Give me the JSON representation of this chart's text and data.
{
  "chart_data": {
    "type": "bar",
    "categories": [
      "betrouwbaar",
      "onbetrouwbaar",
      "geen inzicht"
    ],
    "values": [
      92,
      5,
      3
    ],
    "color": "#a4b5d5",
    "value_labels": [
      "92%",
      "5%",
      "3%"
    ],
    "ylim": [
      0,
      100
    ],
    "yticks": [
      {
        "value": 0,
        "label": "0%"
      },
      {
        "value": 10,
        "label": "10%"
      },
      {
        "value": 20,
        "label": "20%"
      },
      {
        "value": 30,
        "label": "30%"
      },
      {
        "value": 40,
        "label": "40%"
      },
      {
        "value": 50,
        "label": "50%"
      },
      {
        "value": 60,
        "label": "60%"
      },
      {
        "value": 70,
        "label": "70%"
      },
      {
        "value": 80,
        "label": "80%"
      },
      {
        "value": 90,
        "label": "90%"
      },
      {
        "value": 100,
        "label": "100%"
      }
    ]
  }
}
==========
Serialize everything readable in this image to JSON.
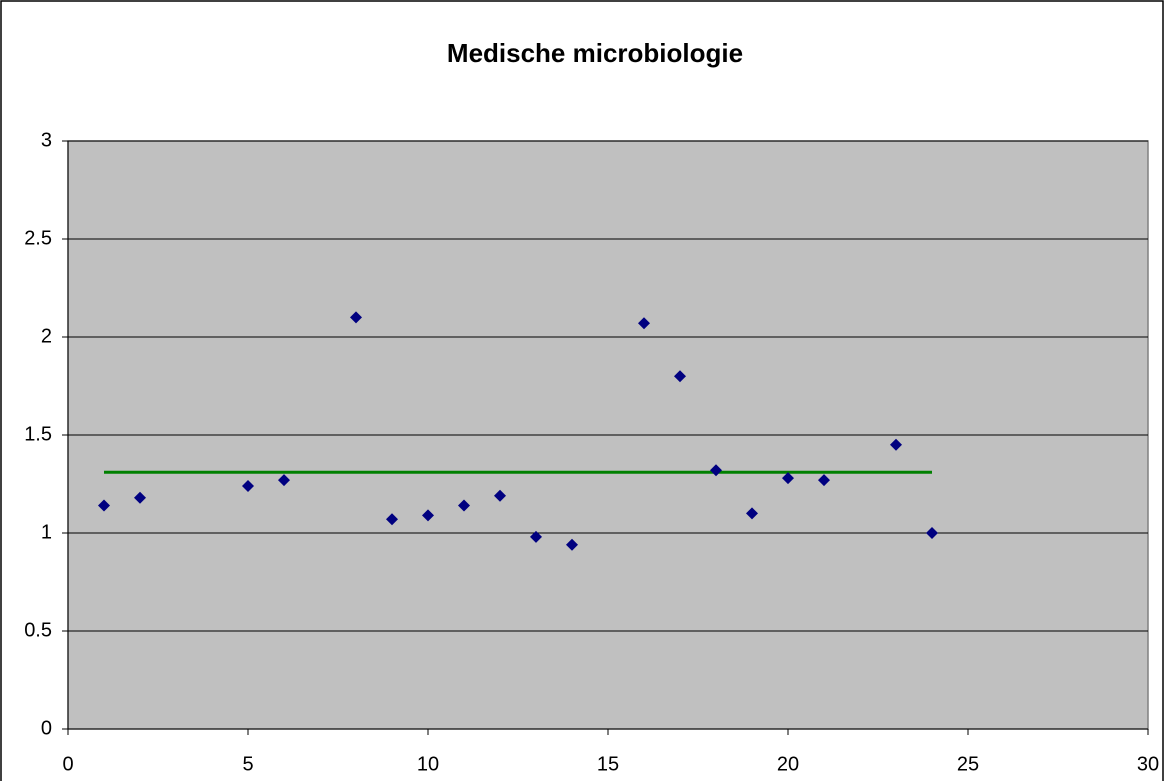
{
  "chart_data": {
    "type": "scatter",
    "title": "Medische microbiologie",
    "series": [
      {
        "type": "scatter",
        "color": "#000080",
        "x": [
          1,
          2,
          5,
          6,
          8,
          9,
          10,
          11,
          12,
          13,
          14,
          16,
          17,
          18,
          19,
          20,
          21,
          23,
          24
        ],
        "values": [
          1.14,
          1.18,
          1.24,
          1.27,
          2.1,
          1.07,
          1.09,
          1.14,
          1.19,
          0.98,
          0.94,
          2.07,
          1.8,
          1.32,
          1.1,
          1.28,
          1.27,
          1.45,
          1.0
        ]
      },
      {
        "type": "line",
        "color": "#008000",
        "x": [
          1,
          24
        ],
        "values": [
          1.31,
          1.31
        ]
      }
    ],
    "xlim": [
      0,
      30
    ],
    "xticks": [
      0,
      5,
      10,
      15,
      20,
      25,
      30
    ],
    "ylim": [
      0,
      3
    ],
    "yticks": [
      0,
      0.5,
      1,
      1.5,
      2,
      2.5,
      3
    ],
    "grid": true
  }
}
==========
_WORK TO COMPLETE_
Only the number is wanted: how many lines of these entries contain the string "type"?

_CORRECT RESPONSE_
4